What you are asked to do >> Count lines holding the string "Total" in the data that follows. Reply with one number only.

Provided entries >>
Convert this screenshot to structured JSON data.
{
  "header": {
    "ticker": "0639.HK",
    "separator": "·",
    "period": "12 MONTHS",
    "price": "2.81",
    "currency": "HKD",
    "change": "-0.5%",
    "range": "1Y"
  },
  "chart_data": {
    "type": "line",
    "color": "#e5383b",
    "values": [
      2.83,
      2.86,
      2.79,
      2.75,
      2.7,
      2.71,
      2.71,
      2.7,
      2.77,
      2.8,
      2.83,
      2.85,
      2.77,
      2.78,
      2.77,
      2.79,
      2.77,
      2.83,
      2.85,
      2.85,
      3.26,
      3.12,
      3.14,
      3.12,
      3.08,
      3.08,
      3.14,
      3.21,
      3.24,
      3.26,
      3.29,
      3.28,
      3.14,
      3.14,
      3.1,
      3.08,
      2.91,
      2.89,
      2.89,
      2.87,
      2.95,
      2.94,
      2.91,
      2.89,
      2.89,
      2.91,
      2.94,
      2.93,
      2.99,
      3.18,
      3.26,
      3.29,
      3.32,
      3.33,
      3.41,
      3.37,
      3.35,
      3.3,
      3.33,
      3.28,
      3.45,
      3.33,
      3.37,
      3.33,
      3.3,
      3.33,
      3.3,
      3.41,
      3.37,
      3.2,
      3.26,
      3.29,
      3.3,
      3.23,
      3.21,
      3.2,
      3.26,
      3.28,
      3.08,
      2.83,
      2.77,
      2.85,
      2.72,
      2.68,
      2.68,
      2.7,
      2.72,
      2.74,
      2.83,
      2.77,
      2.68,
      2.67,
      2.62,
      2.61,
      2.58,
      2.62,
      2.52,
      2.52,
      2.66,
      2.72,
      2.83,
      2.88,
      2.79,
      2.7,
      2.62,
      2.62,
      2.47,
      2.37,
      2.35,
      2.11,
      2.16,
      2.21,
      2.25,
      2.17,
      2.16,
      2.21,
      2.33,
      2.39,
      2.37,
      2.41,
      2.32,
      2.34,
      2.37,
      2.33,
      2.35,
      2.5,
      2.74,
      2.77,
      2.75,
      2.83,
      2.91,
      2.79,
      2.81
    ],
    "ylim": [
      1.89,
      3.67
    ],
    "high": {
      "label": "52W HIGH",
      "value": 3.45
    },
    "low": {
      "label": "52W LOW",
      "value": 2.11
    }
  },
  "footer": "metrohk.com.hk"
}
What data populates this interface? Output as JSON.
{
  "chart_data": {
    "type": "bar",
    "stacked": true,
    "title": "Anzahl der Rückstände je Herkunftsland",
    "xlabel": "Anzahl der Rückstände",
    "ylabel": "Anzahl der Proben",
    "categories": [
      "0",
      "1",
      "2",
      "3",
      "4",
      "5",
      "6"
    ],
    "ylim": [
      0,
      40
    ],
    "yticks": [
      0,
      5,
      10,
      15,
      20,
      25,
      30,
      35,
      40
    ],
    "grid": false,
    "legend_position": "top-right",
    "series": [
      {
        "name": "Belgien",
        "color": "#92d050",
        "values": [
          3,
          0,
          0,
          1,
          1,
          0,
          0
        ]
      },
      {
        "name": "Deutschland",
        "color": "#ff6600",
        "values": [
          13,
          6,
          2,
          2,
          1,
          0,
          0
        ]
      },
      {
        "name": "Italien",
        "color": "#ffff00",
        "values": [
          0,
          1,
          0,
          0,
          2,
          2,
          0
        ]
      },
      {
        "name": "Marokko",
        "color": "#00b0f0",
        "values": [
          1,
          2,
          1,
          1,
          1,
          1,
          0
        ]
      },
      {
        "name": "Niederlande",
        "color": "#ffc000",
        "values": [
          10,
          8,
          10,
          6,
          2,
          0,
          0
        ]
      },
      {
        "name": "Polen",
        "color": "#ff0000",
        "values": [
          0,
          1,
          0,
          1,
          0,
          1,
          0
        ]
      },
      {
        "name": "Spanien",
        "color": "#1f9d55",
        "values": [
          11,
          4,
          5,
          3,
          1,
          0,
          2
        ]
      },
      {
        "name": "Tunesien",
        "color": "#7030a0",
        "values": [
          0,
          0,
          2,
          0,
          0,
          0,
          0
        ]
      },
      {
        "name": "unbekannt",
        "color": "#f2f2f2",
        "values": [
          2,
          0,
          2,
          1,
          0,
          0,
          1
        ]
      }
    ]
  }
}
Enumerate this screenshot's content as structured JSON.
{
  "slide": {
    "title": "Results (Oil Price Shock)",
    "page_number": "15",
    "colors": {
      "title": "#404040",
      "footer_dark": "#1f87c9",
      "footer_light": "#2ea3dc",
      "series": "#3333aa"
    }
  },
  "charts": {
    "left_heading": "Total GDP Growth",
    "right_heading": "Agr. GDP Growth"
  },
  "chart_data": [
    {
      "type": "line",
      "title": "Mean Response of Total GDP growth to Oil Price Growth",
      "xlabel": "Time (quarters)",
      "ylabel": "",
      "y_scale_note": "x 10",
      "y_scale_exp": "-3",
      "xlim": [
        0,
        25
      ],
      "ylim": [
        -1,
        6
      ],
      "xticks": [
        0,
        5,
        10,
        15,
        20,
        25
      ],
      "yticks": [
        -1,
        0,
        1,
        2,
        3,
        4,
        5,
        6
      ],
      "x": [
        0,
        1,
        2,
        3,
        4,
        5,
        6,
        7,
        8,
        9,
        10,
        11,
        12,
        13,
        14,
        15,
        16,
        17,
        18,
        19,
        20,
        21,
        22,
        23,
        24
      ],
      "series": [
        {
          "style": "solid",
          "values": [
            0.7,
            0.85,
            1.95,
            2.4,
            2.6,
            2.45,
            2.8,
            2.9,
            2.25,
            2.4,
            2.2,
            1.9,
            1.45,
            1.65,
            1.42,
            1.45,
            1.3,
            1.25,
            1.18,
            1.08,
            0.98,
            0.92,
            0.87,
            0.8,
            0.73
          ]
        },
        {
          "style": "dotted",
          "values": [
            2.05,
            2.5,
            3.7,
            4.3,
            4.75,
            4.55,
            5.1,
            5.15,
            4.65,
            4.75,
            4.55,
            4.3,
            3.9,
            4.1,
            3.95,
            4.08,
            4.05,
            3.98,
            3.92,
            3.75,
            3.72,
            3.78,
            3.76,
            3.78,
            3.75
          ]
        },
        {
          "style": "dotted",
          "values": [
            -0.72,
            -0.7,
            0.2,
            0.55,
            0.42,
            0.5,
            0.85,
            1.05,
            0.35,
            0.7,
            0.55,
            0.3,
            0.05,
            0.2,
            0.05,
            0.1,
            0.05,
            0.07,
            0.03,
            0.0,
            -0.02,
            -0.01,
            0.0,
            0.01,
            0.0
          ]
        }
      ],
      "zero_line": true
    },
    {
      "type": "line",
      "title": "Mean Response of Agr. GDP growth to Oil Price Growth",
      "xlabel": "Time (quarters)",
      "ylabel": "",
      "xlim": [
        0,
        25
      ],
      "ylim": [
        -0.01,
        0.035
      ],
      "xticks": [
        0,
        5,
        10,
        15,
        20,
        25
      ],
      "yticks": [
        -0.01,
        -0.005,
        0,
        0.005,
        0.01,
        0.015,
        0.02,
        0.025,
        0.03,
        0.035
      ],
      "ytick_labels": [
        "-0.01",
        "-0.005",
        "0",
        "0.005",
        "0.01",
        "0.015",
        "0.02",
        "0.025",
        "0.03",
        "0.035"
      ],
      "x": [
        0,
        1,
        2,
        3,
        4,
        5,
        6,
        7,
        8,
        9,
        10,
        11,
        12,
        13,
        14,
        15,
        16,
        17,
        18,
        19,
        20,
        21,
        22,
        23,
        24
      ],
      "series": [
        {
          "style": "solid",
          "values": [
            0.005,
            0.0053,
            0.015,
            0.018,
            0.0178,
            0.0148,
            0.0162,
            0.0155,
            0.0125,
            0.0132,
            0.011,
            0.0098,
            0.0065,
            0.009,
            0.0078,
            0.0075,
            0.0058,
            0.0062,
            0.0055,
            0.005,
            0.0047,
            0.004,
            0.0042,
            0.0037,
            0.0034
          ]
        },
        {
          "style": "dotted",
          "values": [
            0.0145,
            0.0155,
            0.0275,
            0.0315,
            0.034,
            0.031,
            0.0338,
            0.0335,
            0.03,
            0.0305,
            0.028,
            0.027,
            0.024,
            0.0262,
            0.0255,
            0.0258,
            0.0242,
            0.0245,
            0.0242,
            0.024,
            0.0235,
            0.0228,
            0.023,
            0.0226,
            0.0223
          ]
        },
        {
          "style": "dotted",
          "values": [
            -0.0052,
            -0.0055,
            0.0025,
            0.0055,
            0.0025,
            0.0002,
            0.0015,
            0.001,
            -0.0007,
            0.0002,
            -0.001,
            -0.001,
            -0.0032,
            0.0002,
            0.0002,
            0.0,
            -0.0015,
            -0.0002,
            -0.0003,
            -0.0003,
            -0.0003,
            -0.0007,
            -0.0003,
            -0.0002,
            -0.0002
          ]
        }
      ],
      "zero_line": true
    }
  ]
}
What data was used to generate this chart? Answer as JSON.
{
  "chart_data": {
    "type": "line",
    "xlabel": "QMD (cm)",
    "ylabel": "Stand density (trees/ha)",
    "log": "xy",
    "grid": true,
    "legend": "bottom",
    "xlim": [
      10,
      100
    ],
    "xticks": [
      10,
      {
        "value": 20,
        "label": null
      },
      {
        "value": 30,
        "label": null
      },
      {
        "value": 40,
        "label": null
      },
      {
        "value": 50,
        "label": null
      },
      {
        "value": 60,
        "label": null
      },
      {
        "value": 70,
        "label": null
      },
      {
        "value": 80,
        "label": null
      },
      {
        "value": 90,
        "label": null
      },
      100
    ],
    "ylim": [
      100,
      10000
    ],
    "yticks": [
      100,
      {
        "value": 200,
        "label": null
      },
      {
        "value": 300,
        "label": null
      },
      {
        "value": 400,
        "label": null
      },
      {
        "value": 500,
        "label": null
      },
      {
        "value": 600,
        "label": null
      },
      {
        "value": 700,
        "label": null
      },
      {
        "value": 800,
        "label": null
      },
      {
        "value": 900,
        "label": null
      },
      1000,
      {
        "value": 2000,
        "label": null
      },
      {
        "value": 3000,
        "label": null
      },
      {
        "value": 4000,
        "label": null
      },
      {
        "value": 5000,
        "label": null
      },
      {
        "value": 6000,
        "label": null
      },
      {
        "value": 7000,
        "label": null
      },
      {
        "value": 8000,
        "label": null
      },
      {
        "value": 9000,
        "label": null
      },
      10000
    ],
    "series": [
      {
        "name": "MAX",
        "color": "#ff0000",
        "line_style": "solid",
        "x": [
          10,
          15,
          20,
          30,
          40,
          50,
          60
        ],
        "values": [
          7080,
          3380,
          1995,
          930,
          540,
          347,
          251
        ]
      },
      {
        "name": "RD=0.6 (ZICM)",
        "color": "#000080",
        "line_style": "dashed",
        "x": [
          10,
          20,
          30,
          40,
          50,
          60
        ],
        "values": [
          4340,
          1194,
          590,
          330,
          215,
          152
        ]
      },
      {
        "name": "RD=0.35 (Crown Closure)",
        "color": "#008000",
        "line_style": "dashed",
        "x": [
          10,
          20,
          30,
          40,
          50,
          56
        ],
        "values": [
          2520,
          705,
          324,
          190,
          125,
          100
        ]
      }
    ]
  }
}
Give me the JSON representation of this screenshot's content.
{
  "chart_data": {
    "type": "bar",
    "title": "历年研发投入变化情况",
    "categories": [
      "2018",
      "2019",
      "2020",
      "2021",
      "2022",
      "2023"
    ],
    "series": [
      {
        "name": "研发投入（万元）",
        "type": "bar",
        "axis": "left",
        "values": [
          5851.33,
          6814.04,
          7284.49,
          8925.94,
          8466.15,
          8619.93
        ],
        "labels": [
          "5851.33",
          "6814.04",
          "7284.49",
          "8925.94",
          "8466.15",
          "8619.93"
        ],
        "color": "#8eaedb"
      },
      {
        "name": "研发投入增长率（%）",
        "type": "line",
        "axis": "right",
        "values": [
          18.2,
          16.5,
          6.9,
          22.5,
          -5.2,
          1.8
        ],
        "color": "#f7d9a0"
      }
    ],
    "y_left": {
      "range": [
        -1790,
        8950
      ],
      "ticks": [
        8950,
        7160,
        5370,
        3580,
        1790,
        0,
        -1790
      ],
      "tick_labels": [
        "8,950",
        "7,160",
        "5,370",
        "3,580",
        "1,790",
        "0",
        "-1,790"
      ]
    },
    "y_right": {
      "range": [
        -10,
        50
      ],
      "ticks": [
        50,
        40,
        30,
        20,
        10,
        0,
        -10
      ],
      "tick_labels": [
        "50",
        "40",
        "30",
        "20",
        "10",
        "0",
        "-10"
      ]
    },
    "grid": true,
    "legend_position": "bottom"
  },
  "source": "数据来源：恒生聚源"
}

Answer in full >> 2